--- begin Input ---

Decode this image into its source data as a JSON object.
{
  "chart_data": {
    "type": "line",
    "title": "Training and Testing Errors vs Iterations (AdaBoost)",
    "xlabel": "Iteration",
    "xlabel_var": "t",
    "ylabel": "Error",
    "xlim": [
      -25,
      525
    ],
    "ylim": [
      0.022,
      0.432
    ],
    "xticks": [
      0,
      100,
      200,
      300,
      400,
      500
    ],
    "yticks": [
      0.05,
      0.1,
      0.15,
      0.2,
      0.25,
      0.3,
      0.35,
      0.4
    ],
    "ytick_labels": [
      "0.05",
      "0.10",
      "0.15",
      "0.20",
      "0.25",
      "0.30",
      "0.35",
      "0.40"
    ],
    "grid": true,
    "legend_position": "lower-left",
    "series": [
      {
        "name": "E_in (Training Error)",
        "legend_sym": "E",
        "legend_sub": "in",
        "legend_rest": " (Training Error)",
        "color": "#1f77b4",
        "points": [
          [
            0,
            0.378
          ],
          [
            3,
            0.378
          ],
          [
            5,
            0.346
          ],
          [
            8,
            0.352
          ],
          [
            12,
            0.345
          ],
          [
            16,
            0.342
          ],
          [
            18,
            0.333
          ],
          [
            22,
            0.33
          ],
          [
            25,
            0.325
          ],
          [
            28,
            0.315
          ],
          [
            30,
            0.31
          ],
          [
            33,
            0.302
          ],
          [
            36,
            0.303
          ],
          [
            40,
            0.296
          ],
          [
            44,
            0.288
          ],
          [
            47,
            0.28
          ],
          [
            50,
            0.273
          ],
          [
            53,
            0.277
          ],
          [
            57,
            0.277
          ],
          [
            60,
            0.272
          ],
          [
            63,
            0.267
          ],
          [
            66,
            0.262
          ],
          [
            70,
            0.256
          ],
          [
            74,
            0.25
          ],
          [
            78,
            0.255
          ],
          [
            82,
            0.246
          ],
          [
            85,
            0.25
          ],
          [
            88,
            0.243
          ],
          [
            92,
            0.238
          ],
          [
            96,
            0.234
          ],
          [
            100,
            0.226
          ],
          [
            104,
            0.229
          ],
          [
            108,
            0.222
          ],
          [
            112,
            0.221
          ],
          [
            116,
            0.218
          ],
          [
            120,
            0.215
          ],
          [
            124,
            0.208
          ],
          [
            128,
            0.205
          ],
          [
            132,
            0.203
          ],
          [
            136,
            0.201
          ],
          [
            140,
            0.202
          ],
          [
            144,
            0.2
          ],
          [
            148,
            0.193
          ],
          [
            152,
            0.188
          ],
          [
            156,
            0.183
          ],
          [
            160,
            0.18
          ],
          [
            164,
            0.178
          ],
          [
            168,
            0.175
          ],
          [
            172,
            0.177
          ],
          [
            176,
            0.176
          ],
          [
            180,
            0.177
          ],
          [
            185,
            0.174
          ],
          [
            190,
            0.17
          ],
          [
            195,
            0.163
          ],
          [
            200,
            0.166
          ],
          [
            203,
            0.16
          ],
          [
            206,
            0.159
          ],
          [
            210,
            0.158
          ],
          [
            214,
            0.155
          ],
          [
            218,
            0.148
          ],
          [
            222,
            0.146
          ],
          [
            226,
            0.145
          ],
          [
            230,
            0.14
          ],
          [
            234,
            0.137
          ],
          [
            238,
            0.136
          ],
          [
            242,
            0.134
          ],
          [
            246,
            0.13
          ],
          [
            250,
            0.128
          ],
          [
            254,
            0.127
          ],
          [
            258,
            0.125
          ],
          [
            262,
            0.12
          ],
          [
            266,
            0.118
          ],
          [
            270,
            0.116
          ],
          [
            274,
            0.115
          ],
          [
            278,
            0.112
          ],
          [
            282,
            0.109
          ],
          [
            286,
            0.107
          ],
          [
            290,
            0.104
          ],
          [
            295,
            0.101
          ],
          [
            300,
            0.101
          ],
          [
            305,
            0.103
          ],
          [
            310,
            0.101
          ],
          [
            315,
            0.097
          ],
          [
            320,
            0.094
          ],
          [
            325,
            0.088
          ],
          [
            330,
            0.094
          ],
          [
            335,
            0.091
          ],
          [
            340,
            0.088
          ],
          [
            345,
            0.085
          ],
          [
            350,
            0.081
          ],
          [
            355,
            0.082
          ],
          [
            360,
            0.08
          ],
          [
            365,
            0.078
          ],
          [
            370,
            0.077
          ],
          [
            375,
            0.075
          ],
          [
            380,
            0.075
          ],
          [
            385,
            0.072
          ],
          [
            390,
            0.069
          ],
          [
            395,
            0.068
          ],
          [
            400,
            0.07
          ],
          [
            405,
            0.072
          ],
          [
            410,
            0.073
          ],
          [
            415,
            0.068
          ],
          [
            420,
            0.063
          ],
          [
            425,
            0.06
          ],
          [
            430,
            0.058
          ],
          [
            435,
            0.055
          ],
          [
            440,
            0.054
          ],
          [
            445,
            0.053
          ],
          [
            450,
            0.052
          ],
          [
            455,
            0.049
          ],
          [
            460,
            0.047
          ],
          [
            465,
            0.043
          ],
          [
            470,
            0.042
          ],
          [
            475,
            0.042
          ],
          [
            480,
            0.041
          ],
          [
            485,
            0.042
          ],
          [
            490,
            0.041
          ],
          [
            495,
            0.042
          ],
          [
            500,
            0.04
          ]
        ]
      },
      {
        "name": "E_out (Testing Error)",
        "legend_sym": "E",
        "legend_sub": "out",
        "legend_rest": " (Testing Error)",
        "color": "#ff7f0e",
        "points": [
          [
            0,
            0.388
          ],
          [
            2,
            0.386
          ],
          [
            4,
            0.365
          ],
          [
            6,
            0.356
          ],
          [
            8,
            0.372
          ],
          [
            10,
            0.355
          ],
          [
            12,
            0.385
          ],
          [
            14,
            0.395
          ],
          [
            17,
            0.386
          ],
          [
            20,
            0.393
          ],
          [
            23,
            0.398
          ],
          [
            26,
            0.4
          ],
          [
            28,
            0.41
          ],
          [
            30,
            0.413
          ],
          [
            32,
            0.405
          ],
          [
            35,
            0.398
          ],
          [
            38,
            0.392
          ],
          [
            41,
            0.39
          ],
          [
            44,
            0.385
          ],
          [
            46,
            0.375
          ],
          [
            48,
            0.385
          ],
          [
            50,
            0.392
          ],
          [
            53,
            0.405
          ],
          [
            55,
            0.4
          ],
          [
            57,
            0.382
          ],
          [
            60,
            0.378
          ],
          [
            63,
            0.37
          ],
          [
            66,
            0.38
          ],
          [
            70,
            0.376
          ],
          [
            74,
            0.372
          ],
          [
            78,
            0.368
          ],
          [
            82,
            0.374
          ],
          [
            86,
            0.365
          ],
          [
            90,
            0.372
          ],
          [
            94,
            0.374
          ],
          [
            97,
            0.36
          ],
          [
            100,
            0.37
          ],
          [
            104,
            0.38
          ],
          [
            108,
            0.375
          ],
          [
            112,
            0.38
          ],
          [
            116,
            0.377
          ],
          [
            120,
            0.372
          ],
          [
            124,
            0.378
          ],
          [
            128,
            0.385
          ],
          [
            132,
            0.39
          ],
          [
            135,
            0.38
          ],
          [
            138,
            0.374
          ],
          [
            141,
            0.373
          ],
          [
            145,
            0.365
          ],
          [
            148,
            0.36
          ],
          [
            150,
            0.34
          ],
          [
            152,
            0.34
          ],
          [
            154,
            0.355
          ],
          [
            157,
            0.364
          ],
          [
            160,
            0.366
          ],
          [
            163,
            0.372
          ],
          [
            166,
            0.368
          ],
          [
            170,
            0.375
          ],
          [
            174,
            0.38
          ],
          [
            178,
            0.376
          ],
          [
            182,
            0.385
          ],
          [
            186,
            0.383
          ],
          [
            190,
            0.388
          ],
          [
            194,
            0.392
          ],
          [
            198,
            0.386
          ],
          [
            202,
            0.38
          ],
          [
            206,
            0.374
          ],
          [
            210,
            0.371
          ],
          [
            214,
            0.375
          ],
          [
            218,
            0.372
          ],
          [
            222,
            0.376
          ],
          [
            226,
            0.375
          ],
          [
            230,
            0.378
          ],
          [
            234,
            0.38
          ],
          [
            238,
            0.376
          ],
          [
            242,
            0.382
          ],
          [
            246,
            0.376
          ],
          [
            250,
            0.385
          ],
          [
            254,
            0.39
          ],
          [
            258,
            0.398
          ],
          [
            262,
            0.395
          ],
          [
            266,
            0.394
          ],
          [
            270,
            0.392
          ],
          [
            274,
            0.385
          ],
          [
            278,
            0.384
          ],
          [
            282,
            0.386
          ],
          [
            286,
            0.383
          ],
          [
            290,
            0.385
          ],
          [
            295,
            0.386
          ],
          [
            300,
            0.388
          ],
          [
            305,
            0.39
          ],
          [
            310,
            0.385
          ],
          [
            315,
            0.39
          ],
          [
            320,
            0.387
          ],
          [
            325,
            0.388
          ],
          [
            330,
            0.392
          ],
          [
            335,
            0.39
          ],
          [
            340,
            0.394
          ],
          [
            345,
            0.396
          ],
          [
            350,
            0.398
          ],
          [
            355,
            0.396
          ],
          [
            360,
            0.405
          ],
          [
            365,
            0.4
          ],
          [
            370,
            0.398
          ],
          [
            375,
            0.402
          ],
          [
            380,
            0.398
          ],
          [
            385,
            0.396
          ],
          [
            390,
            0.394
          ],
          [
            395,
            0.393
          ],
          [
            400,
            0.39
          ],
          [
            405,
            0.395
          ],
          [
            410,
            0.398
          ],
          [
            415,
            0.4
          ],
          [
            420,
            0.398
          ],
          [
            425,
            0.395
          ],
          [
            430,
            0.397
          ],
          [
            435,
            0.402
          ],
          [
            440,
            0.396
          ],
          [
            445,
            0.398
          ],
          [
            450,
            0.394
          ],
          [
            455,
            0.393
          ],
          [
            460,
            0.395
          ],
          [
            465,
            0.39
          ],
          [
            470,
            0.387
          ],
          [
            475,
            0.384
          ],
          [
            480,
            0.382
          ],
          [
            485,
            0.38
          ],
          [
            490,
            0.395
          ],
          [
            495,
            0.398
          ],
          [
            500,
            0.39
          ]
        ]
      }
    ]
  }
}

--- end Input ---

Set exercise => Check every line for "Testing" and show the ones that have it.

Task answer =>
    "title": "Training and Testing Errors vs Iterations (AdaBoost)",
        "name": "E_out (Testing Error)",
        "legend_rest": " (Testing Error)",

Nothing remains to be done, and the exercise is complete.